== DATASET EXTRACT

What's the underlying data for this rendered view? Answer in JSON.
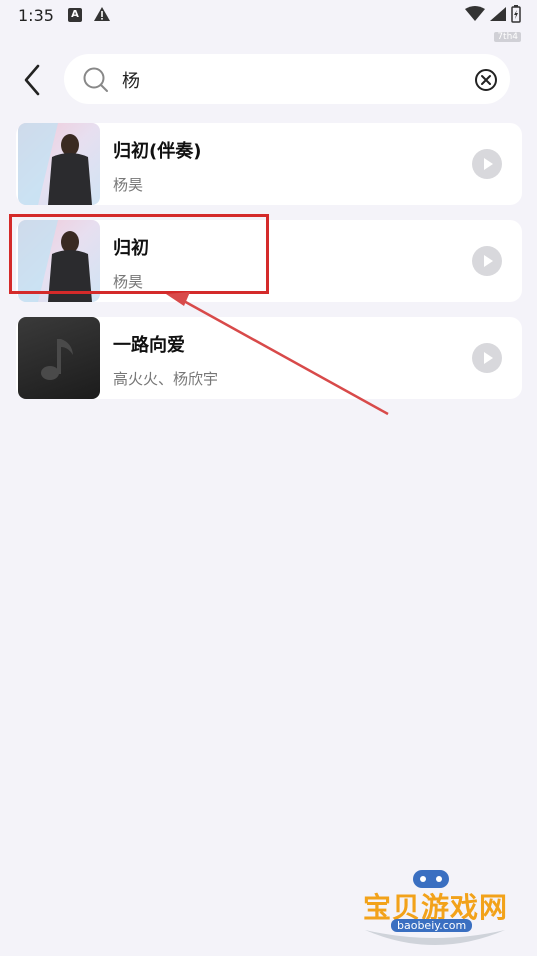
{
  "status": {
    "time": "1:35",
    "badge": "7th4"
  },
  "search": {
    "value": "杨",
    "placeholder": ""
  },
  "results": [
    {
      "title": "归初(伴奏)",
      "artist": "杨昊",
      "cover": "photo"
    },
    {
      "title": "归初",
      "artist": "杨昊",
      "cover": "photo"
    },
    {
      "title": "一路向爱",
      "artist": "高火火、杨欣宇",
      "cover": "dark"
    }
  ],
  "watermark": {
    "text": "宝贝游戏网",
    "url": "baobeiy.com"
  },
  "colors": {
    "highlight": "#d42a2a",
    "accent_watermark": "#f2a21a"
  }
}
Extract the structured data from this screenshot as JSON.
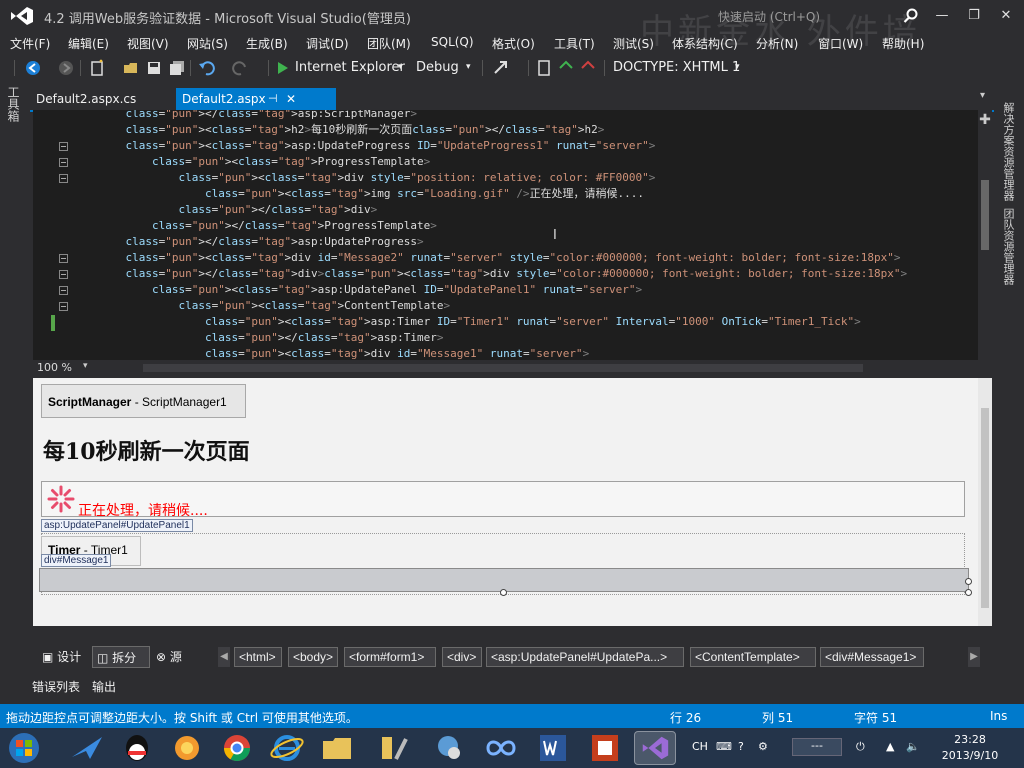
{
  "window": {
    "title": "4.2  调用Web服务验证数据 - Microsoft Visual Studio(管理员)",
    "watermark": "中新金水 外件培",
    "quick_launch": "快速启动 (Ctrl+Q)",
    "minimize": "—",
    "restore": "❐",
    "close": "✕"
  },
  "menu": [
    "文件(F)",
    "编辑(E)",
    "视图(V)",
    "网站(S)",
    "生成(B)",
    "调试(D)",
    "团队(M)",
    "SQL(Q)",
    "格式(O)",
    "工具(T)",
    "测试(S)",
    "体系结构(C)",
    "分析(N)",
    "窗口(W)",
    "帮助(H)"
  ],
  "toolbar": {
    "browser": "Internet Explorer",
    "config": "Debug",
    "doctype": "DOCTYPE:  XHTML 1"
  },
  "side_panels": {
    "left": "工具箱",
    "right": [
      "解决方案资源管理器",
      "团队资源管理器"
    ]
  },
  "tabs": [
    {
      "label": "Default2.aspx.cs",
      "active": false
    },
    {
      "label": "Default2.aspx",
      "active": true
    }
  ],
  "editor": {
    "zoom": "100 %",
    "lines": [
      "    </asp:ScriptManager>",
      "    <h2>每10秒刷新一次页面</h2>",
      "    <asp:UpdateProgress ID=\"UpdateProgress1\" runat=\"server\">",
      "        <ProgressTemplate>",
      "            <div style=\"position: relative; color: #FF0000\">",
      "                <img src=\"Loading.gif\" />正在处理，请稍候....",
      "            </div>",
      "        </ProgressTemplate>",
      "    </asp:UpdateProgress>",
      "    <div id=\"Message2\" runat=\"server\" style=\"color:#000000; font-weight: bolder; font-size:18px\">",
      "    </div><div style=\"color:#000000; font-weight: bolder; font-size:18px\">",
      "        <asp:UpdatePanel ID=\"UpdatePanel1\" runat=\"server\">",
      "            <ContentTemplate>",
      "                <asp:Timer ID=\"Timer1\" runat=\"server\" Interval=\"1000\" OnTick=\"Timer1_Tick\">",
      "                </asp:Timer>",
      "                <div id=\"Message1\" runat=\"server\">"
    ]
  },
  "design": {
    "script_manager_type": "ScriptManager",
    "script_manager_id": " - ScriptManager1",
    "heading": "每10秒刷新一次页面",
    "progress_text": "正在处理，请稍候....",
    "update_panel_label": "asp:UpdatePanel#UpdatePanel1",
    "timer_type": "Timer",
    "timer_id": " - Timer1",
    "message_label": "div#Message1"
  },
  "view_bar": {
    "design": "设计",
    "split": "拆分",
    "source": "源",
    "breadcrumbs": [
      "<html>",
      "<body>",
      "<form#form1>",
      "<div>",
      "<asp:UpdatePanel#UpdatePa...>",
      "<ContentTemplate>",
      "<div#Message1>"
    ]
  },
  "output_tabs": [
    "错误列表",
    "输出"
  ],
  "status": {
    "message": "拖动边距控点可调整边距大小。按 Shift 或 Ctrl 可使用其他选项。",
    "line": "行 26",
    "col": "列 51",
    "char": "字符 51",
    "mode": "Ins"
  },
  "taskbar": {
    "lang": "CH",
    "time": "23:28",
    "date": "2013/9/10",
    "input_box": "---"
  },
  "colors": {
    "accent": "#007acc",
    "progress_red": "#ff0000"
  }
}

====
== DATASET EXTRACT

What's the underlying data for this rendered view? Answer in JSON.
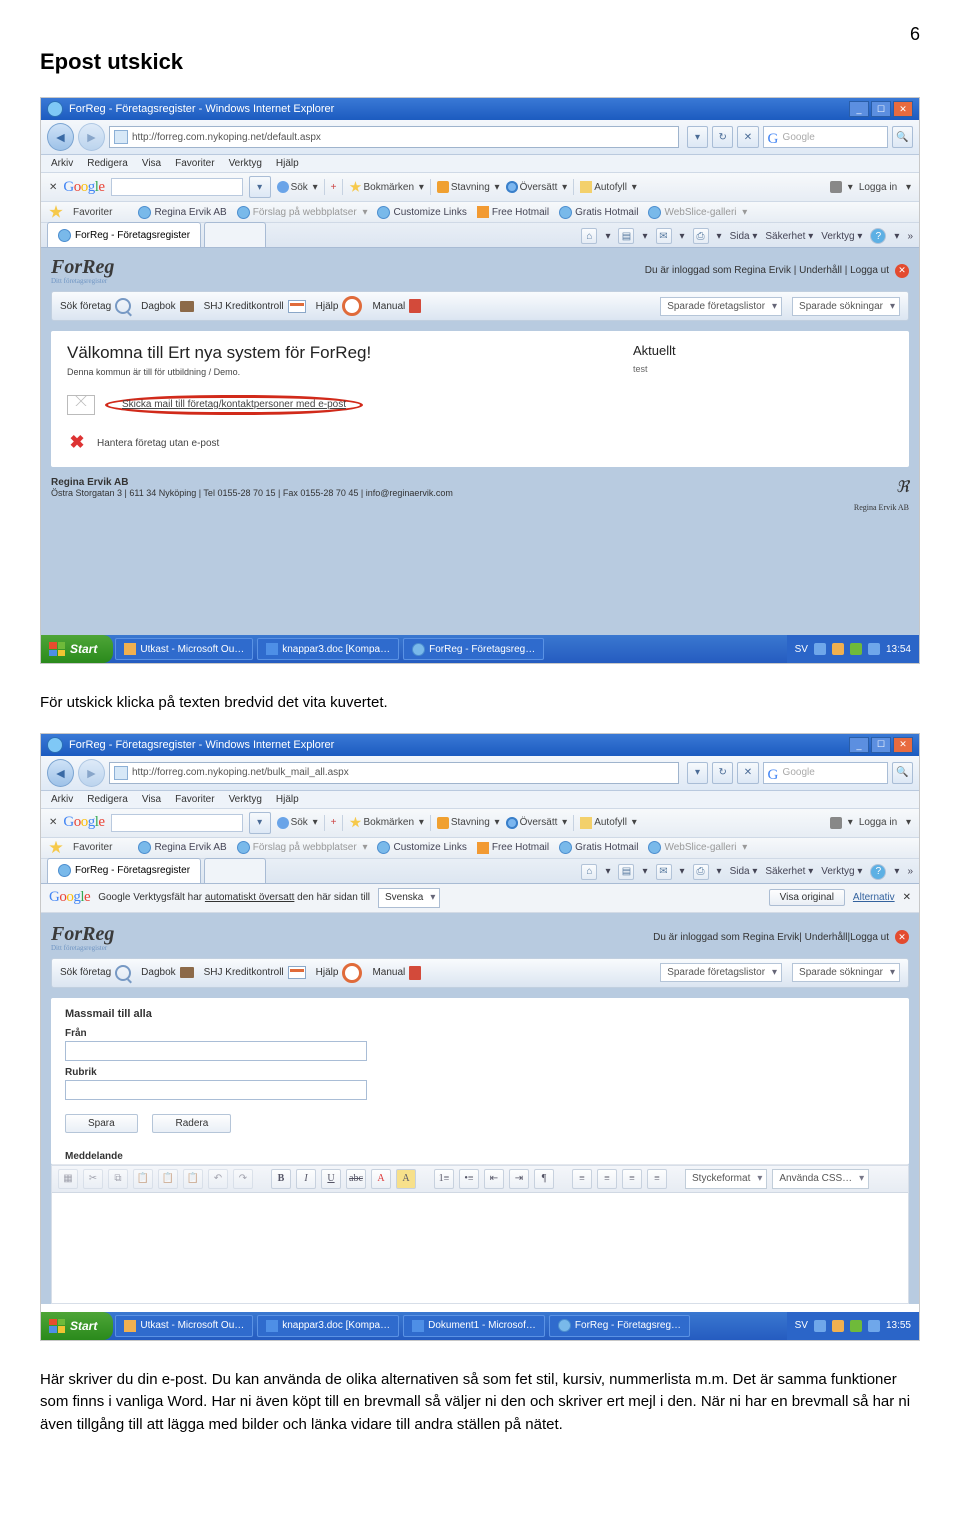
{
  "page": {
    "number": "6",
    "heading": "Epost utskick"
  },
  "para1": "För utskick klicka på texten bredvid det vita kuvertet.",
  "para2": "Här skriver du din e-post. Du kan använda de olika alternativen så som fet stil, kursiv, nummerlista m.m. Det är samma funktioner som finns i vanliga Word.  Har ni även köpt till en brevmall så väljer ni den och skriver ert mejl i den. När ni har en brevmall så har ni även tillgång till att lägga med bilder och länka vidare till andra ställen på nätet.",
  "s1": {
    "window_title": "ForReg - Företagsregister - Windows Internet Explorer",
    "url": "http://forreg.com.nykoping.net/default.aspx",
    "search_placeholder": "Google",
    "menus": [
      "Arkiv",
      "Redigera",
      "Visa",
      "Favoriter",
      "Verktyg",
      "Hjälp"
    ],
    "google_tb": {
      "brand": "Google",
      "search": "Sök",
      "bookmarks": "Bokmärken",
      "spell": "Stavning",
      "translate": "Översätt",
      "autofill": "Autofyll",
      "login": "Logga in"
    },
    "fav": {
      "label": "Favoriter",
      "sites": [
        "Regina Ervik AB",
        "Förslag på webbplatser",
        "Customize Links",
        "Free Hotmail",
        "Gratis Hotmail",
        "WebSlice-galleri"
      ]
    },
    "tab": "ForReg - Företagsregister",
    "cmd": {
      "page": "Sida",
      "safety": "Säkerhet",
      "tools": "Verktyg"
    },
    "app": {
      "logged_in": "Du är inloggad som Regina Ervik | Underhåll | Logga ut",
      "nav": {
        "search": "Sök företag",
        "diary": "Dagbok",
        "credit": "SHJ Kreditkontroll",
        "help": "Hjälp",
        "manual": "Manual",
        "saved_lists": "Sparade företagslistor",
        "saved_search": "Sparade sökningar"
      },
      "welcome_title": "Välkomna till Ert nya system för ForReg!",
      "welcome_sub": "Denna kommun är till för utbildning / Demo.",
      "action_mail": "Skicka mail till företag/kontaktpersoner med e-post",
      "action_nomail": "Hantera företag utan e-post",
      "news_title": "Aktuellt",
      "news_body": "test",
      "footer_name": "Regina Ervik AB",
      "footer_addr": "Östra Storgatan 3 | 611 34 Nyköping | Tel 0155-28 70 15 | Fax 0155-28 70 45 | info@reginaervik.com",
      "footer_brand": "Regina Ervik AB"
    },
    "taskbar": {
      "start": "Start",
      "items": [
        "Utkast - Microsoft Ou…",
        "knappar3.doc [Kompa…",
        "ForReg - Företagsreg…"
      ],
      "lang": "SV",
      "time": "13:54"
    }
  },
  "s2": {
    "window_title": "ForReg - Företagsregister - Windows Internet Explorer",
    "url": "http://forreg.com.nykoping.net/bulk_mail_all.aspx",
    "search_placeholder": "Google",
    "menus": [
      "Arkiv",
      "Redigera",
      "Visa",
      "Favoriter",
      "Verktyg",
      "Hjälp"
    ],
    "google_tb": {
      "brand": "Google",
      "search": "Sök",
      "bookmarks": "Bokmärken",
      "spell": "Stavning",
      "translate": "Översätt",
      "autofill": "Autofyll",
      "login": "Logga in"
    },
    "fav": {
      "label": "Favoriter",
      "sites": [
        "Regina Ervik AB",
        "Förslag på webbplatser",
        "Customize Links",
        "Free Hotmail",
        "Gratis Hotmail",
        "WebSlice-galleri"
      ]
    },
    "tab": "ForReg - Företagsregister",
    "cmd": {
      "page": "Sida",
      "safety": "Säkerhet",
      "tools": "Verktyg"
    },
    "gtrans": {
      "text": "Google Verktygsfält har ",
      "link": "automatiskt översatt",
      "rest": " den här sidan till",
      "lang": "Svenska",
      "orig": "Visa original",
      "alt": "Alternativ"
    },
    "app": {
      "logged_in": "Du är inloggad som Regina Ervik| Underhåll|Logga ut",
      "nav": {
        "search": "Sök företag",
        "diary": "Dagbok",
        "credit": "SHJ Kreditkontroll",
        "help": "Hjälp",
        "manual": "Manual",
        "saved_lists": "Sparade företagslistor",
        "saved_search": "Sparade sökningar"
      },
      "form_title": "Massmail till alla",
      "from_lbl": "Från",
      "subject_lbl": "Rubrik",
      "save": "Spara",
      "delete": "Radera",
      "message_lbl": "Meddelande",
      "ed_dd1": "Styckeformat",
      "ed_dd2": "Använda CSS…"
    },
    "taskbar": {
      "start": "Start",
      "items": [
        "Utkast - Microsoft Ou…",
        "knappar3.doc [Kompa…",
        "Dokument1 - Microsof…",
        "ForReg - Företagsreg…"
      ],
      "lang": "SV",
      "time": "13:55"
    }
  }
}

====

Where a line above contains the string "nykoping", copy that line.

    "url": "http://forreg.com.nykoping.net/default.aspx",
    "url": "http://forreg.com.nykoping.net/bulk_mail_all.aspx",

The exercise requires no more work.